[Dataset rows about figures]
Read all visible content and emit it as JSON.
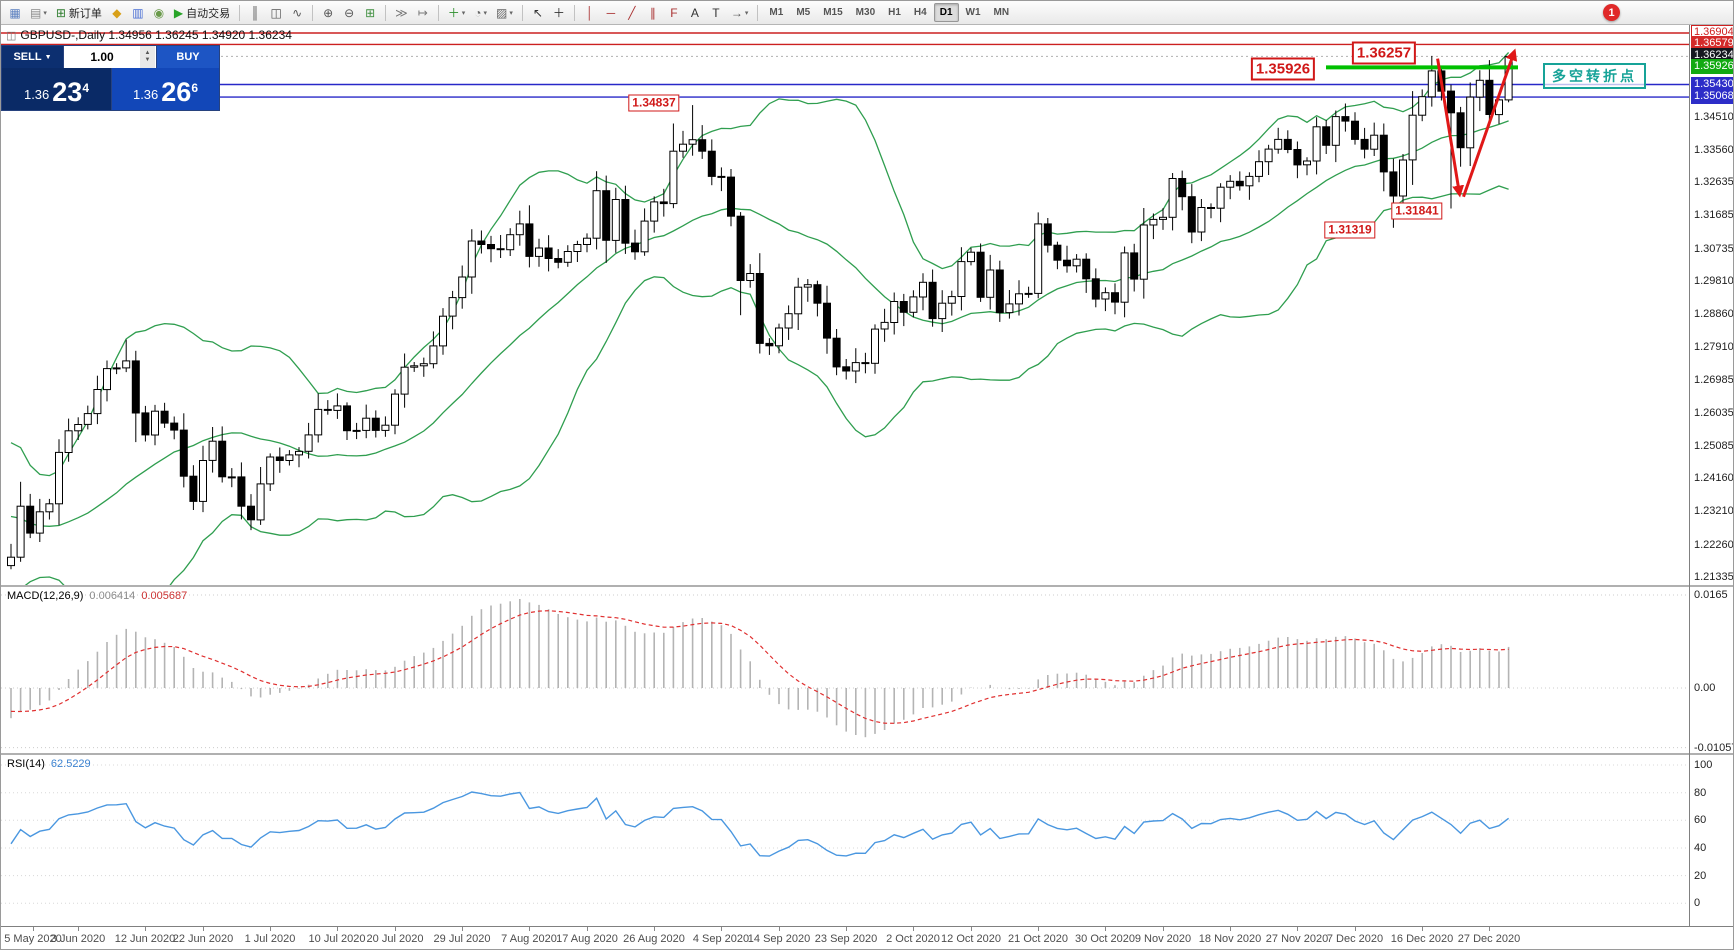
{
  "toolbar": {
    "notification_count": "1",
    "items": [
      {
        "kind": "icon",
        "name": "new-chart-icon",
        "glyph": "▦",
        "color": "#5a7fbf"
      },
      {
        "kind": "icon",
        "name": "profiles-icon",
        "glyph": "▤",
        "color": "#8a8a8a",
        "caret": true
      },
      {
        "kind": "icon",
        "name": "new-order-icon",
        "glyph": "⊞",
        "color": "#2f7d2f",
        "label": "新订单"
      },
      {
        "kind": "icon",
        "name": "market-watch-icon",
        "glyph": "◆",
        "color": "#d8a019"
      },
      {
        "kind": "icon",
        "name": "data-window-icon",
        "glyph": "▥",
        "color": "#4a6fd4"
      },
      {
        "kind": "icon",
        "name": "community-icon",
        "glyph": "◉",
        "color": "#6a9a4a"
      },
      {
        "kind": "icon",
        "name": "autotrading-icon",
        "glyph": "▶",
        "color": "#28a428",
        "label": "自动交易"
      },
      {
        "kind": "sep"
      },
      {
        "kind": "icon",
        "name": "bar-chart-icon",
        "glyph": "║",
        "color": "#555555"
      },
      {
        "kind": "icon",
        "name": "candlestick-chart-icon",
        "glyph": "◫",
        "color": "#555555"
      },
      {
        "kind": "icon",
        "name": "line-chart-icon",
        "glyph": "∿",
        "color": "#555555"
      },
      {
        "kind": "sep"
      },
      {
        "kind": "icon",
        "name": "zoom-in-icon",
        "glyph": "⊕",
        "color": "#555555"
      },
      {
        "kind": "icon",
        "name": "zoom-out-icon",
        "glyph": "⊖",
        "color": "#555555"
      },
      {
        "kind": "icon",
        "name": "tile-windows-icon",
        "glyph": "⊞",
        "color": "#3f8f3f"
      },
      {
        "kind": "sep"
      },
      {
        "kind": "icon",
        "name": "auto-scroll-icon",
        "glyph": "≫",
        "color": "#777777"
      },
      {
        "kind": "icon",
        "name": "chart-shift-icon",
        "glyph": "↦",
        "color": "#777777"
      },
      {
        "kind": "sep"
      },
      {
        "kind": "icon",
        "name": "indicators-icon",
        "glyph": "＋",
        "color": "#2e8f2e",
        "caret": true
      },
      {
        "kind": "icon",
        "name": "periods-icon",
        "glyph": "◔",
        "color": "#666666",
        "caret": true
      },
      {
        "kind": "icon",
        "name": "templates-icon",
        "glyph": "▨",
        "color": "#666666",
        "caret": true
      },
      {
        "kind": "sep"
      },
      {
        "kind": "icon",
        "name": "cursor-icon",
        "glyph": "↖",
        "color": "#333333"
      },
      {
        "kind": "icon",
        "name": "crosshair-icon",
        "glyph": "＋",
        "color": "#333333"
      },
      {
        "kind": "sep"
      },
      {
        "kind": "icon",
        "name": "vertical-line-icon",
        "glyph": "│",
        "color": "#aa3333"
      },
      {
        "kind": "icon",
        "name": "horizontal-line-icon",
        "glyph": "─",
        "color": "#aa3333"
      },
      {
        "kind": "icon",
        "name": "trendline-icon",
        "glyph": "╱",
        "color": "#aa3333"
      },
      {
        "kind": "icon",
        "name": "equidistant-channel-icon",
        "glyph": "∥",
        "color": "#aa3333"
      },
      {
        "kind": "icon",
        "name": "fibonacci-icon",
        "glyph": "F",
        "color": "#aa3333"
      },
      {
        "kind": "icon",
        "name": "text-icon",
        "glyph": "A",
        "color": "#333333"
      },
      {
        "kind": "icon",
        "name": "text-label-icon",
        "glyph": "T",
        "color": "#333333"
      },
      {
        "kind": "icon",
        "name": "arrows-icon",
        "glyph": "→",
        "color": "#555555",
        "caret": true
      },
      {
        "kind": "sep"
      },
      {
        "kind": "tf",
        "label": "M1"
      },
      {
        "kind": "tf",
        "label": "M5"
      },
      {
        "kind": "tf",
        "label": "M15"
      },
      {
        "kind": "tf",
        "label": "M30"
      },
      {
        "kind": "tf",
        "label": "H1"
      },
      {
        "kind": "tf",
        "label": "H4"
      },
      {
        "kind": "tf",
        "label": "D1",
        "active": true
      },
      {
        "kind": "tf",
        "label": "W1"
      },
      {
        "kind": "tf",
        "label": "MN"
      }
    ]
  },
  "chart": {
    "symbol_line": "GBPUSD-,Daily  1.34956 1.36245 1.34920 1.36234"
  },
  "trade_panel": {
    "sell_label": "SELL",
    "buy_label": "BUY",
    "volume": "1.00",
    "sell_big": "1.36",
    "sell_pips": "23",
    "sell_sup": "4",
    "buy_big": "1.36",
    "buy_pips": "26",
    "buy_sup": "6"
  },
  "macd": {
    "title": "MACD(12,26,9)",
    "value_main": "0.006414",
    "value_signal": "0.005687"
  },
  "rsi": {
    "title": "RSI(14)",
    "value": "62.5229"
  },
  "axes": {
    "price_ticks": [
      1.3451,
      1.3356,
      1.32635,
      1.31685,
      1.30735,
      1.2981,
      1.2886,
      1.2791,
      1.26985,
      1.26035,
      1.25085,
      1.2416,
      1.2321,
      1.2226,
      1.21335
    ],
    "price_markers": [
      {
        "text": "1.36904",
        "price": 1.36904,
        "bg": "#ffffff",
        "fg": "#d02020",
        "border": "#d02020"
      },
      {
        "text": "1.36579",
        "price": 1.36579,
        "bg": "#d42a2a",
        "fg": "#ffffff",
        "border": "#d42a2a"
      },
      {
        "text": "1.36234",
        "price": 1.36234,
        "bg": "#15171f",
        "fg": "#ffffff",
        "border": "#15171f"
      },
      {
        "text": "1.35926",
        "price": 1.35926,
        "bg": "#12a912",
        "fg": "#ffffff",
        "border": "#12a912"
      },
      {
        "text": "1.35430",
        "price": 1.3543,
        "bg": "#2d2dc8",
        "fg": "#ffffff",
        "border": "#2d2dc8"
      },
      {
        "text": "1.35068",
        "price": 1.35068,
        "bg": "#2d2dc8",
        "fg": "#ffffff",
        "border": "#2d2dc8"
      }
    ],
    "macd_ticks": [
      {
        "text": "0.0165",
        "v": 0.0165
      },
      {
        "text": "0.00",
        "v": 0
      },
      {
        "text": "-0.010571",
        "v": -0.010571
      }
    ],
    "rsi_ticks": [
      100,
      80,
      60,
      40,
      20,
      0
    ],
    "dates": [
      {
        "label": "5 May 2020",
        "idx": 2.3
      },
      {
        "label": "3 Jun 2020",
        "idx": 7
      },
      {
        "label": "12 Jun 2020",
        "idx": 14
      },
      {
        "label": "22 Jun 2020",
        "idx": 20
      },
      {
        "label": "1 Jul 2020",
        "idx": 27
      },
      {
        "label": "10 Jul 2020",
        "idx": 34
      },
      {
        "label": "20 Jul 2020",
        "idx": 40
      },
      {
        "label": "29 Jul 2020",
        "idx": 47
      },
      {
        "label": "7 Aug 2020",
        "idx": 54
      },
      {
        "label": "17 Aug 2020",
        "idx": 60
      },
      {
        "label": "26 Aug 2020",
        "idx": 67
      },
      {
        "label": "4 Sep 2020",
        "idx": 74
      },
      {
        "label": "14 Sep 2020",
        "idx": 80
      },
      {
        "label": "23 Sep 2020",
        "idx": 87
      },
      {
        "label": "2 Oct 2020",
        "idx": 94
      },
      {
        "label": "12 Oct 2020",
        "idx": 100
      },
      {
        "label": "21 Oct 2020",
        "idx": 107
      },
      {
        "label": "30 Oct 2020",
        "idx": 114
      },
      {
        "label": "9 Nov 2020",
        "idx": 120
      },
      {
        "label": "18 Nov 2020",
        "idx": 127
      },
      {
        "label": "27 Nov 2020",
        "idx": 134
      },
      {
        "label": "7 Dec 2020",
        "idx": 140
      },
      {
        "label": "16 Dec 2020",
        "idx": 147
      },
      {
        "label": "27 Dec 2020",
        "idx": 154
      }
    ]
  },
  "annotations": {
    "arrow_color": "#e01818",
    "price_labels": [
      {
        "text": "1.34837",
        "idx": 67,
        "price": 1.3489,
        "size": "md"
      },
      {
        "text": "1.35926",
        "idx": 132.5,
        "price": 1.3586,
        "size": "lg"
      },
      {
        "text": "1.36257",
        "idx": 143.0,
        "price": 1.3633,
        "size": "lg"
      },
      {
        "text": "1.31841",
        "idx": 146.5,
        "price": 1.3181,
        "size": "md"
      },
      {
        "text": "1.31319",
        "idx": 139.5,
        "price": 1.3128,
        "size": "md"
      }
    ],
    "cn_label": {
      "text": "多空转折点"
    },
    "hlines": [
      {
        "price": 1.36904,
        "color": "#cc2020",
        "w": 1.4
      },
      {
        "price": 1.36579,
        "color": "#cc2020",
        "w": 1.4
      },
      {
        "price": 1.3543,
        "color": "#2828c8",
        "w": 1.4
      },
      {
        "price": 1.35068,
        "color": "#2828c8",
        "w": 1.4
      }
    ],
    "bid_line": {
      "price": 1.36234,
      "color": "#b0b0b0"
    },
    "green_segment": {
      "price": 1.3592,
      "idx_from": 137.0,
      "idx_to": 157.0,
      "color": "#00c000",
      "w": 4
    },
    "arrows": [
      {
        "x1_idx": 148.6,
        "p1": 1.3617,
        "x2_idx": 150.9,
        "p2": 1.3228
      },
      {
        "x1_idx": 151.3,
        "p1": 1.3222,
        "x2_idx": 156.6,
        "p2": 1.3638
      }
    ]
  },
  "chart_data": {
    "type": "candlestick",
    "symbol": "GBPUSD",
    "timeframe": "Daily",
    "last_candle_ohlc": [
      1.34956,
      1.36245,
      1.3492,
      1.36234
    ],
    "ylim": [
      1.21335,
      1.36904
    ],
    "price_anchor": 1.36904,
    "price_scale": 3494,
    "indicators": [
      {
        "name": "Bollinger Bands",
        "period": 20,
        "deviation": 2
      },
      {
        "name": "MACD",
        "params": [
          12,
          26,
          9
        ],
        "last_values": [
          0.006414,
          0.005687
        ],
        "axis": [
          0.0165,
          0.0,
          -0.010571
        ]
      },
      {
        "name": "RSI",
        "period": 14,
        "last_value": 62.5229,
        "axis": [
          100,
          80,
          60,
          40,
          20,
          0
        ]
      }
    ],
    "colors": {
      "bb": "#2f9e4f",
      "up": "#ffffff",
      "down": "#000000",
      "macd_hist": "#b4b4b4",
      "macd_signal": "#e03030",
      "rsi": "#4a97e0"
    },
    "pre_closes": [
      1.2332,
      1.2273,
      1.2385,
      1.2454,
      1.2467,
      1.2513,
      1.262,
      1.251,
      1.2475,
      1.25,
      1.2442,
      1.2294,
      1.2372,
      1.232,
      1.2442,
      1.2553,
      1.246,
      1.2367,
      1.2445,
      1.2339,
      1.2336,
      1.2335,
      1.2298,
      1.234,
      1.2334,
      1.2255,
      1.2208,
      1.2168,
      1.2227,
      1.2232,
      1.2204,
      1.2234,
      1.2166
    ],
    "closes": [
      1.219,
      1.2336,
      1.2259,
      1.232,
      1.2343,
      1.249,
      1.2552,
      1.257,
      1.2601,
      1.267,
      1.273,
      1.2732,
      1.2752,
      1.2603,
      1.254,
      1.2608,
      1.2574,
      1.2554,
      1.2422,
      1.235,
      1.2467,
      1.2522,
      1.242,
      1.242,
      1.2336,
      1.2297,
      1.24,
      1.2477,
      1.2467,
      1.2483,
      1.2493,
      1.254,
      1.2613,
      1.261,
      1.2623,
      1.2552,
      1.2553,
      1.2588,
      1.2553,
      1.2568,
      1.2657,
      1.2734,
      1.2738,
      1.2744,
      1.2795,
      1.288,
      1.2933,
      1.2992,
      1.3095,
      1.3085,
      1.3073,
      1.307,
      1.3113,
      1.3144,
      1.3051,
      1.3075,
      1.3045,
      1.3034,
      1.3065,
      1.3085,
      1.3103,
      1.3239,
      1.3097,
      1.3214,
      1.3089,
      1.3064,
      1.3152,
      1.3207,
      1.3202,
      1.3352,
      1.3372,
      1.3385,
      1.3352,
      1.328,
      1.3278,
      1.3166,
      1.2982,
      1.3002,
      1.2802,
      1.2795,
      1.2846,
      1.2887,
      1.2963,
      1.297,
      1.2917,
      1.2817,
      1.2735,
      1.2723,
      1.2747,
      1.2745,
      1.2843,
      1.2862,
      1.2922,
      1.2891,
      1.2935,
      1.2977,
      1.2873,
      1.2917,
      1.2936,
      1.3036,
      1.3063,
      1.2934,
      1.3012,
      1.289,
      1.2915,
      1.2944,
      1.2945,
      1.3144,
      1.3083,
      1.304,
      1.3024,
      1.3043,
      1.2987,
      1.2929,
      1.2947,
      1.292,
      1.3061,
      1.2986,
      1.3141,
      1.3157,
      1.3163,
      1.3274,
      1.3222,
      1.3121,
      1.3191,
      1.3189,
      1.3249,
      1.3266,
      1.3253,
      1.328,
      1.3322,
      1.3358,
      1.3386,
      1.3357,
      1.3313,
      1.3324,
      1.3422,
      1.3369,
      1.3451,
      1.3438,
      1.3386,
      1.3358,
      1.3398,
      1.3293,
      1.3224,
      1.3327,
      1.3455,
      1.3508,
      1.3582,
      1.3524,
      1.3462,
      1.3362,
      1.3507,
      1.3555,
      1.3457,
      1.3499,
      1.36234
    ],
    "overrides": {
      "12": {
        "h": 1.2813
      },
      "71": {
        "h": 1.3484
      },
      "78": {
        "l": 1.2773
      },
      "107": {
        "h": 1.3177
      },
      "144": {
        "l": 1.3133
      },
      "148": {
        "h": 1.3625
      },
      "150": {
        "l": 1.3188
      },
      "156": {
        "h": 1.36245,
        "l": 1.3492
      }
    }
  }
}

### Objective
Select and copy every line of the material that holds the string "GBPUSD".

### Task answer
    "symbol_line": "GBPUSD-,Daily  1.34956 1.36245 1.34920 1.36234"
    "symbol": "GBPUSD",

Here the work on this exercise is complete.